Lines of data

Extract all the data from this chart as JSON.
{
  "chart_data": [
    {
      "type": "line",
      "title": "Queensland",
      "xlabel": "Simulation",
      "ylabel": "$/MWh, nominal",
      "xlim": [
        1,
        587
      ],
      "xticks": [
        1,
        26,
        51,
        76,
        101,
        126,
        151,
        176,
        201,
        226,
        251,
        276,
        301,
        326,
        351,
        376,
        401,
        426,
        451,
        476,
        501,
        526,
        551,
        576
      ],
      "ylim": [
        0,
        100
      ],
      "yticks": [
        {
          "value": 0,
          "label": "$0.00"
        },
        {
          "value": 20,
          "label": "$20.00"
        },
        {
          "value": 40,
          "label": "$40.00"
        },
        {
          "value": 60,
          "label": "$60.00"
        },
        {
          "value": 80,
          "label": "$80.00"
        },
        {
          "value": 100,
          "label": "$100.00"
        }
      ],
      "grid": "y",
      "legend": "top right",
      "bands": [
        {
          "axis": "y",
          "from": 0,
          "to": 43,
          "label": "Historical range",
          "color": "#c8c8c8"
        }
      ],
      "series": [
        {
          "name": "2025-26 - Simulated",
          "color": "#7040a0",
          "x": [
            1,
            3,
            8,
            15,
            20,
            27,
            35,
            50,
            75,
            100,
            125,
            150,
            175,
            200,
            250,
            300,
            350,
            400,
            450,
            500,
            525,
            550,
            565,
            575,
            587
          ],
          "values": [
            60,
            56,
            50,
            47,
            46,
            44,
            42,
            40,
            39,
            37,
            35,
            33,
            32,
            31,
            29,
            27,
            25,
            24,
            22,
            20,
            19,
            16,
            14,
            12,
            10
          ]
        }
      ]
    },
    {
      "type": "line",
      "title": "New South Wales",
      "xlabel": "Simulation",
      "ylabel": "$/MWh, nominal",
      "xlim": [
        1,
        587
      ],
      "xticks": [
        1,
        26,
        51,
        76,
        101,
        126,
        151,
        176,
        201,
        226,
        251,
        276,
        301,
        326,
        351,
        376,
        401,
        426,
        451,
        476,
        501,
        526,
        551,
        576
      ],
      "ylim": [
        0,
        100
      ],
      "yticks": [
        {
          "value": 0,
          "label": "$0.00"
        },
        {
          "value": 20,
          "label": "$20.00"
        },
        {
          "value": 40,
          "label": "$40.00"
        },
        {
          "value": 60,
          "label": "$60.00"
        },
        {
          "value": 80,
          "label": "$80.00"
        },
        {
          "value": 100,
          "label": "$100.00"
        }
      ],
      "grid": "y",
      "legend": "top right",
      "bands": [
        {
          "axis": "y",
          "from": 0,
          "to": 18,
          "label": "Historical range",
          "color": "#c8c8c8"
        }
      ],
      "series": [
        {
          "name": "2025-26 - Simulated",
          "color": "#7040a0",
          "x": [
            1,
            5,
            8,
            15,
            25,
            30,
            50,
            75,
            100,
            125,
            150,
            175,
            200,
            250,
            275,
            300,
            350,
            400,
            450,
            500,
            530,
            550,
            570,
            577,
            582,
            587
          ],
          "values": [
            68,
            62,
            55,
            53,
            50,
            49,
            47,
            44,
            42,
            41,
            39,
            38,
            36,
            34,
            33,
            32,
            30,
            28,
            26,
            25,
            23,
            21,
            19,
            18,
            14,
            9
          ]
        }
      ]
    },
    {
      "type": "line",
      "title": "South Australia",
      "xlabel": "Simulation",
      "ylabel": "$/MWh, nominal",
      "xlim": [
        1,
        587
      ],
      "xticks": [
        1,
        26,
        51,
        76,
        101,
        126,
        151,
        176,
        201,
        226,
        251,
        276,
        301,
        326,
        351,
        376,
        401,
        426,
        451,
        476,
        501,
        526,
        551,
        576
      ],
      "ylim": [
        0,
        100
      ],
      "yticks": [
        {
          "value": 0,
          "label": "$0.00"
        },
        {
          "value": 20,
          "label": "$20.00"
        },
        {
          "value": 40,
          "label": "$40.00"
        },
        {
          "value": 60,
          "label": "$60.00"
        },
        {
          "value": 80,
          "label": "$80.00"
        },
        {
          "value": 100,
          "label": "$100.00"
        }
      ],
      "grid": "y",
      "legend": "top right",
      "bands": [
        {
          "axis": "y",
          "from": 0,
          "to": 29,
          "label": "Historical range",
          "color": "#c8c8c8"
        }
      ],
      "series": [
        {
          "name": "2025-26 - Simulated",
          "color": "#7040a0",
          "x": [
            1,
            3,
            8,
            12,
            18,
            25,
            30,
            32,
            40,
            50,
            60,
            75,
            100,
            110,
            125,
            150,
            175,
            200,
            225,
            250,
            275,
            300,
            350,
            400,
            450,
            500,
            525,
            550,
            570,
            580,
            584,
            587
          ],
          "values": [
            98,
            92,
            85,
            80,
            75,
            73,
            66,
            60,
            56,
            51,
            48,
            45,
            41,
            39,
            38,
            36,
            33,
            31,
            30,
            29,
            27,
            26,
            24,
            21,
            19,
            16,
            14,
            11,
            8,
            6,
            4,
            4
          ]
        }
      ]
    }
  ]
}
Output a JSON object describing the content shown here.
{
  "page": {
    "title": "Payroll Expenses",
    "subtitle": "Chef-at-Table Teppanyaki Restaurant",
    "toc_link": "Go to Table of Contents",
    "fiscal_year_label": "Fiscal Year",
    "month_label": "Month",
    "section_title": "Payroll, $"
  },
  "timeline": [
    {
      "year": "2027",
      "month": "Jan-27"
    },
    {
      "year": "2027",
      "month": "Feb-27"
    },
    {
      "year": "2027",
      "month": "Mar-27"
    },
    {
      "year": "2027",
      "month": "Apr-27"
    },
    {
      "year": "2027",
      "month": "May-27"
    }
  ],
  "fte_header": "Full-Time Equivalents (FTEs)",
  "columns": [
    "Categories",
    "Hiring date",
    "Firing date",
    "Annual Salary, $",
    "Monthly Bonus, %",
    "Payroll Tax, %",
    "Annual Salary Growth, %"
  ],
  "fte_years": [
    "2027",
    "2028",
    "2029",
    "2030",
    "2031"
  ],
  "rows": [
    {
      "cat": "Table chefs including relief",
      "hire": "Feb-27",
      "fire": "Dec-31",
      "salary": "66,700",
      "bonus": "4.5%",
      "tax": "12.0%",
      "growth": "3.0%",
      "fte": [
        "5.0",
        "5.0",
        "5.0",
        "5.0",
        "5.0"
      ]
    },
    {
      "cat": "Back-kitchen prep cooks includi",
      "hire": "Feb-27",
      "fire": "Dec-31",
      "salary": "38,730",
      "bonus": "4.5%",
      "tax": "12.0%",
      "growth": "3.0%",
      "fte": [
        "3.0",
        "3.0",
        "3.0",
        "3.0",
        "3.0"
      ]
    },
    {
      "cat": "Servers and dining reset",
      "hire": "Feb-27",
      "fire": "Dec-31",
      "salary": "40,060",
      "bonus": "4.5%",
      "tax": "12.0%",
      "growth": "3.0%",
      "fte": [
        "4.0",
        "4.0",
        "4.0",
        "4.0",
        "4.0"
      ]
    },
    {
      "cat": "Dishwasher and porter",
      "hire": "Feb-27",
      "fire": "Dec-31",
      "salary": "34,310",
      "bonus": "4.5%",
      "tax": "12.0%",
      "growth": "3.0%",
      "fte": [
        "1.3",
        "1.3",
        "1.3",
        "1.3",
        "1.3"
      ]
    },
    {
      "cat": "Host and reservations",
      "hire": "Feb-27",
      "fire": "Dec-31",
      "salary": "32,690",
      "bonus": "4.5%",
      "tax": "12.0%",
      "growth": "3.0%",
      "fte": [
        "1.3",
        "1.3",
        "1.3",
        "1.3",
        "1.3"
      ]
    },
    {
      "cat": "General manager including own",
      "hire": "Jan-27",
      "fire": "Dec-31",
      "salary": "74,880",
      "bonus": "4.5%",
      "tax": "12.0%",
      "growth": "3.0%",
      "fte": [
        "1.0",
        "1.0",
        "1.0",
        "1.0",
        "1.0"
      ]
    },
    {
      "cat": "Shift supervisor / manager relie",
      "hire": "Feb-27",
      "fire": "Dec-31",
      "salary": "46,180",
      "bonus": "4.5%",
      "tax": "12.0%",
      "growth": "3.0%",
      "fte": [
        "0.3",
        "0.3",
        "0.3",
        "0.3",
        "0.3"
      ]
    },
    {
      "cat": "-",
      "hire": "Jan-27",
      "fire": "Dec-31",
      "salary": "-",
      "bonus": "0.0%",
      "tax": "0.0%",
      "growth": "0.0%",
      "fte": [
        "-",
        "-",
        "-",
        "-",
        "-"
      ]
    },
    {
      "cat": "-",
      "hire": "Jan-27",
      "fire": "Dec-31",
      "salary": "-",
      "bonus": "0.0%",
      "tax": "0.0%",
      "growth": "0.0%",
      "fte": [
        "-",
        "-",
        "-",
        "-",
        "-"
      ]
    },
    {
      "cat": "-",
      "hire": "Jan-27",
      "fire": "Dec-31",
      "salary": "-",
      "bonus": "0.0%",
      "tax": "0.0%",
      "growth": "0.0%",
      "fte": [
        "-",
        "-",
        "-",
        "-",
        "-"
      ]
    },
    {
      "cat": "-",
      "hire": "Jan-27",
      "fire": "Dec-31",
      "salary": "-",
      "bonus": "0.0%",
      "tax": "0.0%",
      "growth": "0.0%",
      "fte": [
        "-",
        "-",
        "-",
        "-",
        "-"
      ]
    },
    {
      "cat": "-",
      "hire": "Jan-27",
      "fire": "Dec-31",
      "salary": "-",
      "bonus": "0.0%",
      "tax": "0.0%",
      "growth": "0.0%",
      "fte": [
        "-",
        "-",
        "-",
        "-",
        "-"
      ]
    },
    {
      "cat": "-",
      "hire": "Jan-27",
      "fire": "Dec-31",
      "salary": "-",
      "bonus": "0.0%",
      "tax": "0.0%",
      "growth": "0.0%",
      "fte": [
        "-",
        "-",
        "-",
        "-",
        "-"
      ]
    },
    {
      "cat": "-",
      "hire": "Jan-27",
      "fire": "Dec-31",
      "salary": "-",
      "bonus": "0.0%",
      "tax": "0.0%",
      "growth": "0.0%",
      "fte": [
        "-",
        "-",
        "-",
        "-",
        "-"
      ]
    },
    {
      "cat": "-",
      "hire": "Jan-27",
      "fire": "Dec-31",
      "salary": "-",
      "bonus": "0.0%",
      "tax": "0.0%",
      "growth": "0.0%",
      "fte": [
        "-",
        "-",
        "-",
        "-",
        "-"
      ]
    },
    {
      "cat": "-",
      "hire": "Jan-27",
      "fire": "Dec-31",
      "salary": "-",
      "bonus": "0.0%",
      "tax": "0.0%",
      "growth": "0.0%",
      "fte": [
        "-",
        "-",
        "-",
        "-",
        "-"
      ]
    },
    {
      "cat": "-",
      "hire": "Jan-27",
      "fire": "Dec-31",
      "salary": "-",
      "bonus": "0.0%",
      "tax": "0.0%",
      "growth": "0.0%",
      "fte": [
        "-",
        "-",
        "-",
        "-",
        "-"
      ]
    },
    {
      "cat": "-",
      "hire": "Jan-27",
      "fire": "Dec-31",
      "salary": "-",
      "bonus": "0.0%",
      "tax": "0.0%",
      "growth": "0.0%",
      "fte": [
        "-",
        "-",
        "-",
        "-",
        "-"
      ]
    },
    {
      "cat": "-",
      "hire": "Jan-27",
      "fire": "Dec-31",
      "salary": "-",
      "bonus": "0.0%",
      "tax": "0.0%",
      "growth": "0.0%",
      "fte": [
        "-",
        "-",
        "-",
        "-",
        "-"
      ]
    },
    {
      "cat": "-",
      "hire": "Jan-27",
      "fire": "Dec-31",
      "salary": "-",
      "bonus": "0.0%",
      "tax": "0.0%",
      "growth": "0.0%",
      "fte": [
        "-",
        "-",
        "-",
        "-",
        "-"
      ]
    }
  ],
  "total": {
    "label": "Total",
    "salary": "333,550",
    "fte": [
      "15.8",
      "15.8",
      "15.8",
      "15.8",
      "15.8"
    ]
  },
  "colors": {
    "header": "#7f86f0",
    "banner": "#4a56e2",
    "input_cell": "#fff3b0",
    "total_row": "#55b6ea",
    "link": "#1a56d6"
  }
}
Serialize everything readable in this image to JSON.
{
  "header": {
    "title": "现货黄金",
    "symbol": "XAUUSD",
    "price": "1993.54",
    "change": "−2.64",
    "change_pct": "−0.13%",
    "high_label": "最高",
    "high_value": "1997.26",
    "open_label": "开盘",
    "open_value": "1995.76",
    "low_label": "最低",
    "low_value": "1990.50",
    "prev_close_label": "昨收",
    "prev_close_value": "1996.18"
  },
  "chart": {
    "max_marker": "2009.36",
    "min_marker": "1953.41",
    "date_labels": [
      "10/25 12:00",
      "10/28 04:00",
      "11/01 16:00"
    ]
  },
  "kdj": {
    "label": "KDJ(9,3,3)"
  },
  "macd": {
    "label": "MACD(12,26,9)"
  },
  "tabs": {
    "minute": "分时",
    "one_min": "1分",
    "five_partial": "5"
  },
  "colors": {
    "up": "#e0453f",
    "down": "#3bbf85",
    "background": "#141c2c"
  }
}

- [TO BE DONE]
Return only the lines running from the line with "Serialize everything readable" to the last line of the records, both included, exactly as written.

- [EXPECTED ANSWER]
Serialize everything readable in this image to JSON.
{
  "header": {
    "title": "现货黄金",
    "symbol": "XAUUSD",
    "price": "1993.54",
    "change": "−2.64",
    "change_pct": "−0.13%",
    "high_label": "最高",
    "high_value": "1997.26",
    "open_label": "开盘",
    "open_value": "1995.76",
    "low_label": "最低",
    "low_value": "1990.50",
    "prev_close_label": "昨收",
    "prev_close_value": "1996.18"
  },
  "chart": {
    "max_marker": "2009.36",
    "min_marker": "1953.41",
    "date_labels": [
      "10/25 12:00",
      "10/28 04:00",
      "11/01 16:00"
    ]
  },
  "kdj": {
    "label": "KDJ(9,3,3)"
  },
  "macd": {
    "label": "MACD(12,26,9)"
  },
  "tabs": {
    "minute": "分时",
    "one_min": "1分",
    "five_partial": "5"
  },
  "colors": {
    "up": "#e0453f",
    "down": "#3bbf85",
    "background": "#141c2c"
  }
}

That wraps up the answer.